Given exercise
Each entry below should be written out exactly as it is, with no pictures.

Information shown

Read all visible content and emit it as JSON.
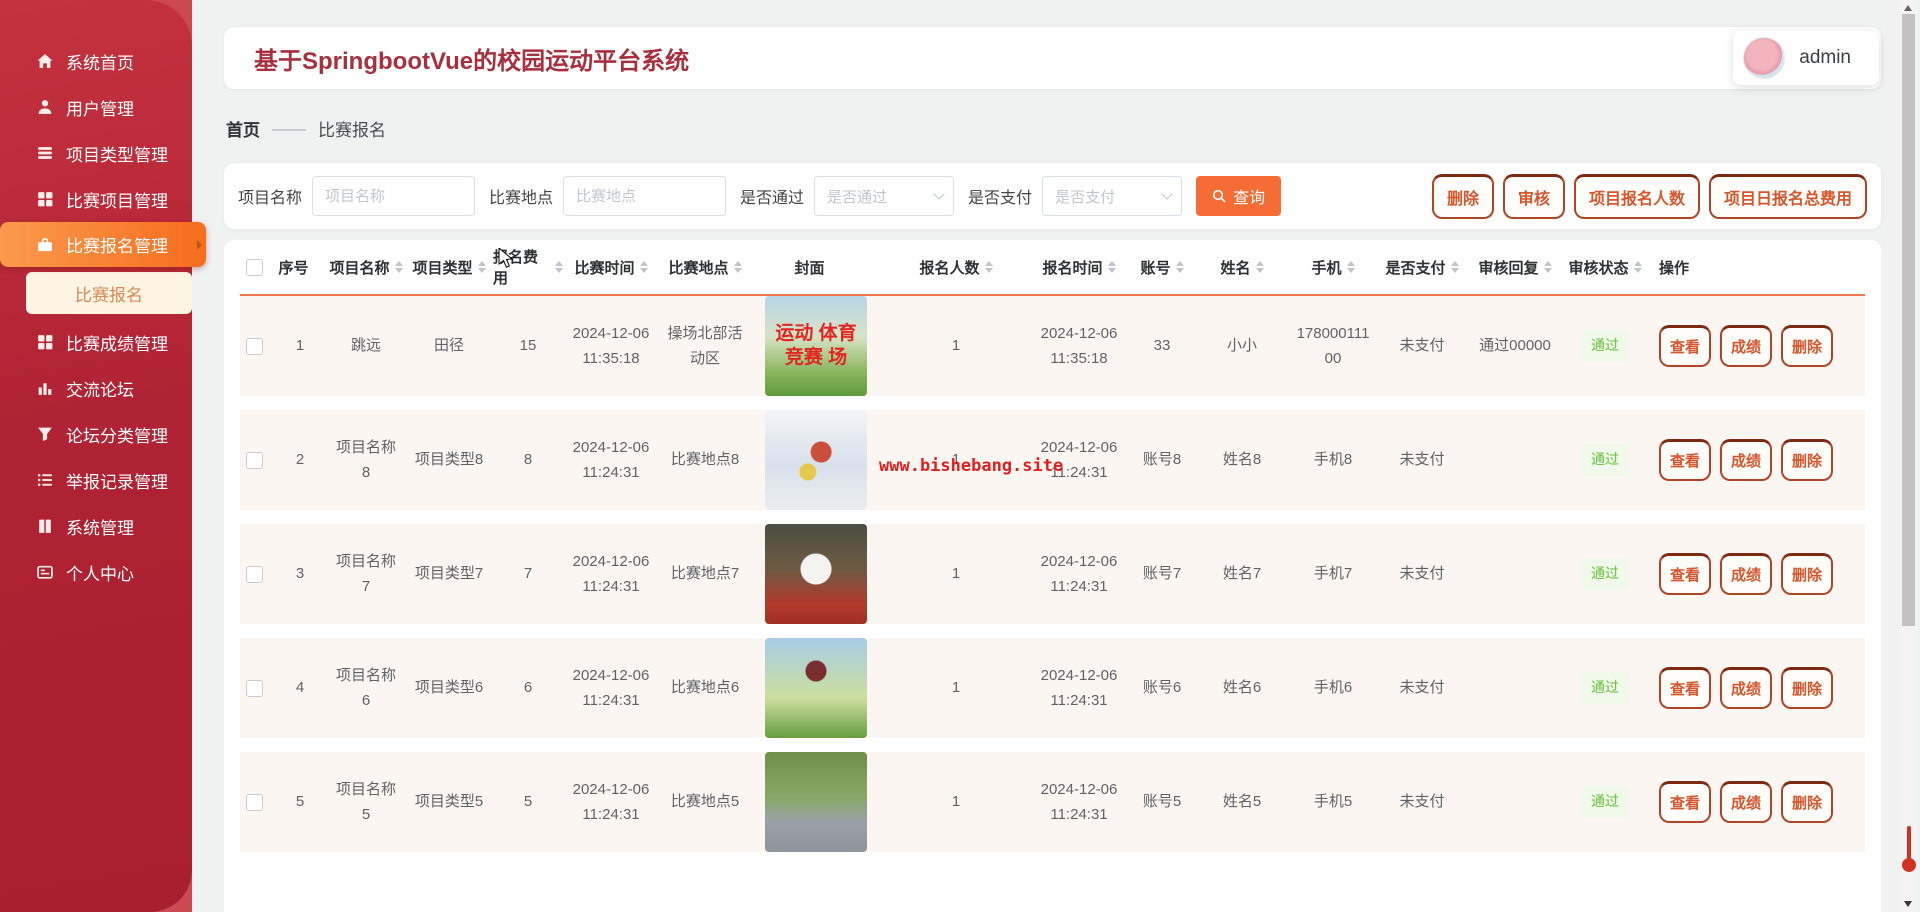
{
  "header": {
    "title": "基于SpringbootVue的校园运动平台系统",
    "username": "admin"
  },
  "breadcrumb": {
    "home": "首页",
    "separator": "——",
    "current": "比赛报名"
  },
  "sidebar": {
    "items": [
      {
        "label": "系统首页"
      },
      {
        "label": "用户管理"
      },
      {
        "label": "项目类型管理"
      },
      {
        "label": "比赛项目管理"
      },
      {
        "label": "比赛报名管理"
      },
      {
        "label": "比赛成绩管理"
      },
      {
        "label": "交流论坛"
      },
      {
        "label": "论坛分类管理"
      },
      {
        "label": "举报记录管理"
      },
      {
        "label": "系统管理"
      },
      {
        "label": "个人中心"
      }
    ],
    "sub_item": {
      "label": "比赛报名"
    }
  },
  "filters": {
    "name_label": "项目名称",
    "name_placeholder": "项目名称",
    "location_label": "比赛地点",
    "location_placeholder": "比赛地点",
    "pass_label": "是否通过",
    "pass_placeholder": "是否通过",
    "pay_label": "是否支付",
    "pay_placeholder": "是否支付",
    "search_label": "查询"
  },
  "toolbar": {
    "buttons": [
      {
        "label": "删除"
      },
      {
        "label": "审核"
      },
      {
        "label": "项目报名人数"
      },
      {
        "label": "项目日报名总费用"
      }
    ]
  },
  "table": {
    "columns": [
      {
        "label": "序号",
        "key": "c-no",
        "sort": ""
      },
      {
        "label": "项目名称",
        "key": "c-name",
        "sort": "sort-on"
      },
      {
        "label": "项目类型",
        "key": "c-type",
        "sort": "sort-on"
      },
      {
        "label": "报名费用",
        "key": "c-fee",
        "sort": "sort-on"
      },
      {
        "label": "比赛时间",
        "key": "c-time",
        "sort": "sort-on"
      },
      {
        "label": "比赛地点",
        "key": "c-loc",
        "sort": "sort-on"
      },
      {
        "label": "封面",
        "key": "c-cover",
        "sort": ""
      },
      {
        "label": "报名人数",
        "key": "c-count",
        "sort": "sort-on"
      },
      {
        "label": "报名时间",
        "key": "c-rtime",
        "sort": "sort-on"
      },
      {
        "label": "账号",
        "key": "c-acc",
        "sort": "sort-on"
      },
      {
        "label": "姓名",
        "key": "c-pname",
        "sort": "sort-on"
      },
      {
        "label": "手机",
        "key": "c-phone",
        "sort": "sort-on"
      },
      {
        "label": "是否支付",
        "key": "c-paid",
        "sort": "sort-on"
      },
      {
        "label": "审核回复",
        "key": "c-reply",
        "sort": "sort-on"
      },
      {
        "label": "审核状态",
        "key": "c-status",
        "sort": "sort-on"
      },
      {
        "label": "操作",
        "key": "c-ops",
        "sort": ""
      }
    ],
    "actions": [
      "查看",
      "成绩",
      "删除"
    ],
    "rows": [
      {
        "no": "1",
        "name": "跳远",
        "type": "田径",
        "fee": "15",
        "time": "2024-12-06 11:35:18",
        "location": "操场北部活动区",
        "cover_class": "cover-field",
        "cover_text": "运动 体育竞赛 场",
        "count": "1",
        "reg_time": "2024-12-06 11:35:18",
        "account": "33",
        "person": "小小",
        "phone": "17800011100",
        "paid": "未支付",
        "reply": "通过00000",
        "status": "通过"
      },
      {
        "no": "2",
        "name": "项目名称8",
        "type": "项目类型8",
        "fee": "8",
        "time": "2024-12-06 11:24:31",
        "location": "比赛地点8",
        "cover_class": "cover-ski",
        "cover_text": "",
        "count": "1",
        "reg_time": "2024-12-06 11:24:31",
        "account": "账号8",
        "person": "姓名8",
        "phone": "手机8",
        "paid": "未支付",
        "reply": "",
        "status": "通过"
      },
      {
        "no": "3",
        "name": "项目名称7",
        "type": "项目类型7",
        "fee": "7",
        "time": "2024-12-06 11:24:31",
        "location": "比赛地点7",
        "cover_class": "cover-baseball",
        "cover_text": "",
        "count": "1",
        "reg_time": "2024-12-06 11:24:31",
        "account": "账号7",
        "person": "姓名7",
        "phone": "手机7",
        "paid": "未支付",
        "reply": "",
        "status": "通过"
      },
      {
        "no": "4",
        "name": "项目名称6",
        "type": "项目类型6",
        "fee": "6",
        "time": "2024-12-06 11:24:31",
        "location": "比赛地点6",
        "cover_class": "cover-parkour",
        "cover_text": "",
        "count": "1",
        "reg_time": "2024-12-06 11:24:31",
        "account": "账号6",
        "person": "姓名6",
        "phone": "手机6",
        "paid": "未支付",
        "reply": "",
        "status": "通过"
      },
      {
        "no": "5",
        "name": "项目名称5",
        "type": "项目类型5",
        "fee": "5",
        "time": "2024-12-06 11:24:31",
        "location": "比赛地点5",
        "cover_class": "cover-cycling",
        "cover_text": "",
        "count": "1",
        "reg_time": "2024-12-06 11:24:31",
        "account": "账号5",
        "person": "姓名5",
        "phone": "手机5",
        "paid": "未支付",
        "reply": "",
        "status": "通过"
      }
    ]
  },
  "watermark": {
    "text": "www.bishebang.site"
  },
  "colors": {
    "sidebar_red": "#b02334",
    "active_orange": "#f66d1e",
    "accent_orange": "#f56c34",
    "title_red": "#a72f3e",
    "header_underline": "#f07850",
    "badge_green": "#67c23a",
    "watermark_red": "#e01f1f",
    "scroll_pin_red": "#d03224"
  }
}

Task output
Read all visible content and emit it as JSON.
{
  "header": {
    "title": "基于SpringbootVue的校园运动平台系统",
    "username": "admin"
  },
  "breadcrumb": {
    "home": "首页",
    "separator": "——",
    "current": "比赛报名"
  },
  "sidebar": {
    "items": [
      {
        "label": "系统首页"
      },
      {
        "label": "用户管理"
      },
      {
        "label": "项目类型管理"
      },
      {
        "label": "比赛项目管理"
      },
      {
        "label": "比赛报名管理"
      },
      {
        "label": "比赛成绩管理"
      },
      {
        "label": "交流论坛"
      },
      {
        "label": "论坛分类管理"
      },
      {
        "label": "举报记录管理"
      },
      {
        "label": "系统管理"
      },
      {
        "label": "个人中心"
      }
    ],
    "sub_item": {
      "label": "比赛报名"
    }
  },
  "filters": {
    "name_label": "项目名称",
    "name_placeholder": "项目名称",
    "location_label": "比赛地点",
    "location_placeholder": "比赛地点",
    "pass_label": "是否通过",
    "pass_placeholder": "是否通过",
    "pay_label": "是否支付",
    "pay_placeholder": "是否支付",
    "search_label": "查询"
  },
  "toolbar": {
    "buttons": [
      {
        "label": "删除"
      },
      {
        "label": "审核"
      },
      {
        "label": "项目报名人数"
      },
      {
        "label": "项目日报名总费用"
      }
    ]
  },
  "table": {
    "columns": [
      {
        "label": "序号",
        "key": "c-no",
        "sort": ""
      },
      {
        "label": "项目名称",
        "key": "c-name",
        "sort": "sort-on"
      },
      {
        "label": "项目类型",
        "key": "c-type",
        "sort": "sort-on"
      },
      {
        "label": "报名费用",
        "key": "c-fee",
        "sort": "sort-on"
      },
      {
        "label": "比赛时间",
        "key": "c-time",
        "sort": "sort-on"
      },
      {
        "label": "比赛地点",
        "key": "c-loc",
        "sort": "sort-on"
      },
      {
        "label": "封面",
        "key": "c-cover",
        "sort": ""
      },
      {
        "label": "报名人数",
        "key": "c-count",
        "sort": "sort-on"
      },
      {
        "label": "报名时间",
        "key": "c-rtime",
        "sort": "sort-on"
      },
      {
        "label": "账号",
        "key": "c-acc",
        "sort": "sort-on"
      },
      {
        "label": "姓名",
        "key": "c-pname",
        "sort": "sort-on"
      },
      {
        "label": "手机",
        "key": "c-phone",
        "sort": "sort-on"
      },
      {
        "label": "是否支付",
        "key": "c-paid",
        "sort": "sort-on"
      },
      {
        "label": "审核回复",
        "key": "c-reply",
        "sort": "sort-on"
      },
      {
        "label": "审核状态",
        "key": "c-status",
        "sort": "sort-on"
      },
      {
        "label": "操作",
        "key": "c-ops",
        "sort": ""
      }
    ],
    "actions": [
      "查看",
      "成绩",
      "删除"
    ],
    "rows": [
      {
        "no": "1",
        "name": "跳远",
        "type": "田径",
        "fee": "15",
        "time": "2024-12-06 11:35:18",
        "location": "操场北部活动区",
        "cover_class": "cover-field",
        "cover_text": "运动 体育竞赛 场",
        "count": "1",
        "reg_time": "2024-12-06 11:35:18",
        "account": "33",
        "person": "小小",
        "phone": "17800011100",
        "paid": "未支付",
        "reply": "通过00000",
        "status": "通过"
      },
      {
        "no": "2",
        "name": "项目名称8",
        "type": "项目类型8",
        "fee": "8",
        "time": "2024-12-06 11:24:31",
        "location": "比赛地点8",
        "cover_class": "cover-ski",
        "cover_text": "",
        "count": "1",
        "reg_time": "2024-12-06 11:24:31",
        "account": "账号8",
        "person": "姓名8",
        "phone": "手机8",
        "paid": "未支付",
        "reply": "",
        "status": "通过"
      },
      {
        "no": "3",
        "name": "项目名称7",
        "type": "项目类型7",
        "fee": "7",
        "time": "2024-12-06 11:24:31",
        "location": "比赛地点7",
        "cover_class": "cover-baseball",
        "cover_text": "",
        "count": "1",
        "reg_time": "2024-12-06 11:24:31",
        "account": "账号7",
        "person": "姓名7",
        "phone": "手机7",
        "paid": "未支付",
        "reply": "",
        "status": "通过"
      },
      {
        "no": "4",
        "name": "项目名称6",
        "type": "项目类型6",
        "fee": "6",
        "time": "2024-12-06 11:24:31",
        "location": "比赛地点6",
        "cover_class": "cover-parkour",
        "cover_text": "",
        "count": "1",
        "reg_time": "2024-12-06 11:24:31",
        "account": "账号6",
        "person": "姓名6",
        "phone": "手机6",
        "paid": "未支付",
        "reply": "",
        "status": "通过"
      },
      {
        "no": "5",
        "name": "项目名称5",
        "type": "项目类型5",
        "fee": "5",
        "time": "2024-12-06 11:24:31",
        "location": "比赛地点5",
        "cover_class": "cover-cycling",
        "cover_text": "",
        "count": "1",
        "reg_time": "2024-12-06 11:24:31",
        "account": "账号5",
        "person": "姓名5",
        "phone": "手机5",
        "paid": "未支付",
        "reply": "",
        "status": "通过"
      }
    ]
  },
  "watermark": {
    "text": "www.bishebang.site"
  },
  "colors": {
    "sidebar_red": "#b02334",
    "active_orange": "#f66d1e",
    "accent_orange": "#f56c34",
    "title_red": "#a72f3e",
    "header_underline": "#f07850",
    "badge_green": "#67c23a",
    "watermark_red": "#e01f1f",
    "scroll_pin_red": "#d03224"
  }
}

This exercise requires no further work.